◆ Exercise task ◆
Copy out the entries in full and with complete accuracy; pictures are excluded.

(Items from a dataset)

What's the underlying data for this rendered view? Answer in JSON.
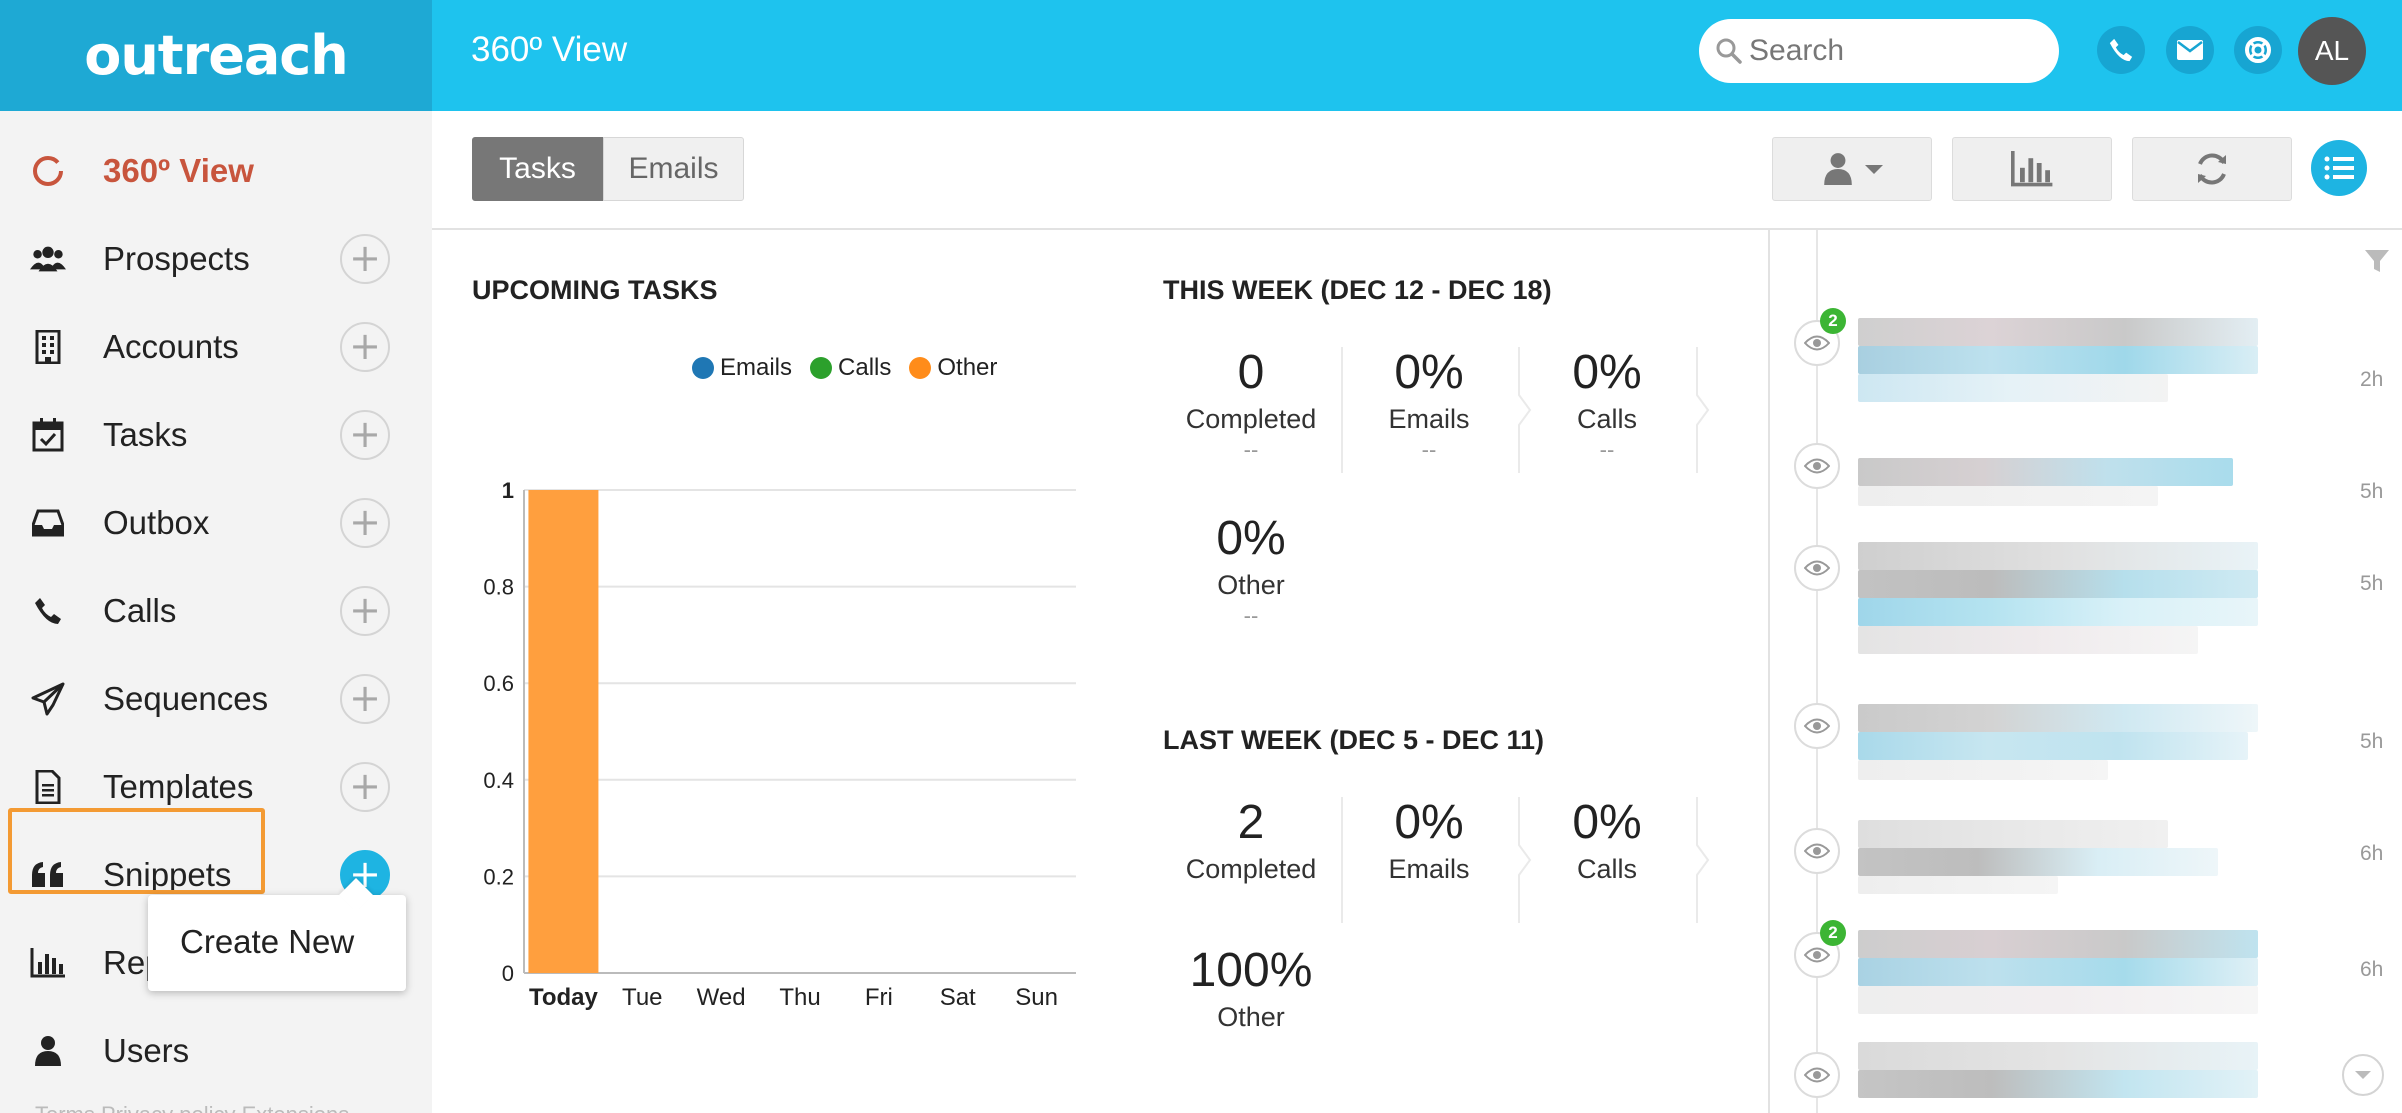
{
  "app": {
    "logo": "outreach",
    "page_title": "360º View"
  },
  "search": {
    "placeholder": "Search"
  },
  "user": {
    "initials": "AL"
  },
  "sidebar": {
    "items": [
      {
        "label": "360º View",
        "icon": "circle-ring-icon",
        "active": true,
        "has_add": false
      },
      {
        "label": "Prospects",
        "icon": "users-icon",
        "has_add": true
      },
      {
        "label": "Accounts",
        "icon": "building-icon",
        "has_add": true
      },
      {
        "label": "Tasks",
        "icon": "calendar-check-icon",
        "has_add": true
      },
      {
        "label": "Outbox",
        "icon": "inbox-icon",
        "has_add": true
      },
      {
        "label": "Calls",
        "icon": "phone-icon",
        "has_add": true
      },
      {
        "label": "Sequences",
        "icon": "paper-plane-icon",
        "has_add": true
      },
      {
        "label": "Templates",
        "icon": "file-text-icon",
        "has_add": true
      },
      {
        "label": "Snippets",
        "icon": "quote-icon",
        "has_add": true,
        "add_active": true,
        "highlighted": true
      },
      {
        "label": "Rep",
        "icon": "bar-chart-icon",
        "has_add": false
      },
      {
        "label": "Users",
        "icon": "user-icon",
        "has_add": false
      }
    ],
    "popup": {
      "label": "Create New"
    },
    "footer": "Terms    Privacy policy    Extensions"
  },
  "toolbar": {
    "tabs": [
      "Tasks",
      "Emails"
    ],
    "active_tab": "Tasks"
  },
  "upcoming": {
    "title": "UPCOMING TASKS",
    "legend": [
      {
        "name": "Emails",
        "color": "#1f77b4"
      },
      {
        "name": "Calls",
        "color": "#2ca02c"
      },
      {
        "name": "Other",
        "color": "#ff8c1a"
      }
    ]
  },
  "chart_data": {
    "type": "bar",
    "categories": [
      "Today",
      "Tue",
      "Wed",
      "Thu",
      "Fri",
      "Sat",
      "Sun"
    ],
    "series": [
      {
        "name": "Emails",
        "color": "#1f77b4",
        "values": [
          0,
          0,
          0,
          0,
          0,
          0,
          0
        ]
      },
      {
        "name": "Calls",
        "color": "#2ca02c",
        "values": [
          0,
          0,
          0,
          0,
          0,
          0,
          0
        ]
      },
      {
        "name": "Other",
        "color": "#ff9f3e",
        "values": [
          1,
          0,
          0,
          0,
          0,
          0,
          0
        ]
      }
    ],
    "ylim": [
      0,
      1
    ],
    "yticks": [
      "0",
      "0.2",
      "0.4",
      "0.6",
      "0.8",
      "1"
    ],
    "grid": true,
    "legend": "top-right"
  },
  "this_week": {
    "title": "THIS WEEK (DEC 12 - DEC 18)",
    "stats": [
      {
        "value": "0",
        "label": "Completed",
        "delta": "--"
      },
      {
        "value": "0%",
        "label": "Emails",
        "delta": "--"
      },
      {
        "value": "0%",
        "label": "Calls",
        "delta": "--"
      },
      {
        "value": "0%",
        "label": "Other",
        "delta": "--"
      }
    ]
  },
  "last_week": {
    "title": "LAST WEEK (DEC 5 - DEC 11)",
    "stats": [
      {
        "value": "2",
        "label": "Completed"
      },
      {
        "value": "0%",
        "label": "Emails"
      },
      {
        "value": "0%",
        "label": "Calls"
      },
      {
        "value": "100%",
        "label": "Other"
      }
    ]
  },
  "feed": {
    "items": [
      {
        "time": "2h",
        "badge": "2"
      },
      {
        "time": "5h"
      },
      {
        "time": "5h"
      },
      {
        "time": "5h"
      },
      {
        "time": "6h"
      },
      {
        "time": "6h",
        "badge": "2"
      },
      {
        "time": ""
      }
    ]
  }
}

◆ Response ◆
What's the underlying data for this rendered view? Answer in JSON.
{
  "app": {
    "logo": "outreach",
    "page_title": "360º View"
  },
  "search": {
    "placeholder": "Search"
  },
  "user": {
    "initials": "AL"
  },
  "sidebar": {
    "items": [
      {
        "label": "360º View",
        "icon": "circle-ring-icon",
        "active": true,
        "has_add": false
      },
      {
        "label": "Prospects",
        "icon": "users-icon",
        "has_add": true
      },
      {
        "label": "Accounts",
        "icon": "building-icon",
        "has_add": true
      },
      {
        "label": "Tasks",
        "icon": "calendar-check-icon",
        "has_add": true
      },
      {
        "label": "Outbox",
        "icon": "inbox-icon",
        "has_add": true
      },
      {
        "label": "Calls",
        "icon": "phone-icon",
        "has_add": true
      },
      {
        "label": "Sequences",
        "icon": "paper-plane-icon",
        "has_add": true
      },
      {
        "label": "Templates",
        "icon": "file-text-icon",
        "has_add": true
      },
      {
        "label": "Snippets",
        "icon": "quote-icon",
        "has_add": true,
        "add_active": true,
        "highlighted": true
      },
      {
        "label": "Rep",
        "icon": "bar-chart-icon",
        "has_add": false
      },
      {
        "label": "Users",
        "icon": "user-icon",
        "has_add": false
      }
    ],
    "popup": {
      "label": "Create New"
    },
    "footer": "Terms    Privacy policy    Extensions"
  },
  "toolbar": {
    "tabs": [
      "Tasks",
      "Emails"
    ],
    "active_tab": "Tasks"
  },
  "upcoming": {
    "title": "UPCOMING TASKS",
    "legend": [
      {
        "name": "Emails",
        "color": "#1f77b4"
      },
      {
        "name": "Calls",
        "color": "#2ca02c"
      },
      {
        "name": "Other",
        "color": "#ff8c1a"
      }
    ]
  },
  "chart_data": {
    "type": "bar",
    "categories": [
      "Today",
      "Tue",
      "Wed",
      "Thu",
      "Fri",
      "Sat",
      "Sun"
    ],
    "series": [
      {
        "name": "Emails",
        "color": "#1f77b4",
        "values": [
          0,
          0,
          0,
          0,
          0,
          0,
          0
        ]
      },
      {
        "name": "Calls",
        "color": "#2ca02c",
        "values": [
          0,
          0,
          0,
          0,
          0,
          0,
          0
        ]
      },
      {
        "name": "Other",
        "color": "#ff9f3e",
        "values": [
          1,
          0,
          0,
          0,
          0,
          0,
          0
        ]
      }
    ],
    "ylim": [
      0,
      1
    ],
    "yticks": [
      "0",
      "0.2",
      "0.4",
      "0.6",
      "0.8",
      "1"
    ],
    "grid": true,
    "legend": "top-right"
  },
  "this_week": {
    "title": "THIS WEEK (DEC 12 - DEC 18)",
    "stats": [
      {
        "value": "0",
        "label": "Completed",
        "delta": "--"
      },
      {
        "value": "0%",
        "label": "Emails",
        "delta": "--"
      },
      {
        "value": "0%",
        "label": "Calls",
        "delta": "--"
      },
      {
        "value": "0%",
        "label": "Other",
        "delta": "--"
      }
    ]
  },
  "last_week": {
    "title": "LAST WEEK (DEC 5 - DEC 11)",
    "stats": [
      {
        "value": "2",
        "label": "Completed"
      },
      {
        "value": "0%",
        "label": "Emails"
      },
      {
        "value": "0%",
        "label": "Calls"
      },
      {
        "value": "100%",
        "label": "Other"
      }
    ]
  },
  "feed": {
    "items": [
      {
        "time": "2h",
        "badge": "2"
      },
      {
        "time": "5h"
      },
      {
        "time": "5h"
      },
      {
        "time": "5h"
      },
      {
        "time": "6h"
      },
      {
        "time": "6h",
        "badge": "2"
      },
      {
        "time": ""
      }
    ]
  }
}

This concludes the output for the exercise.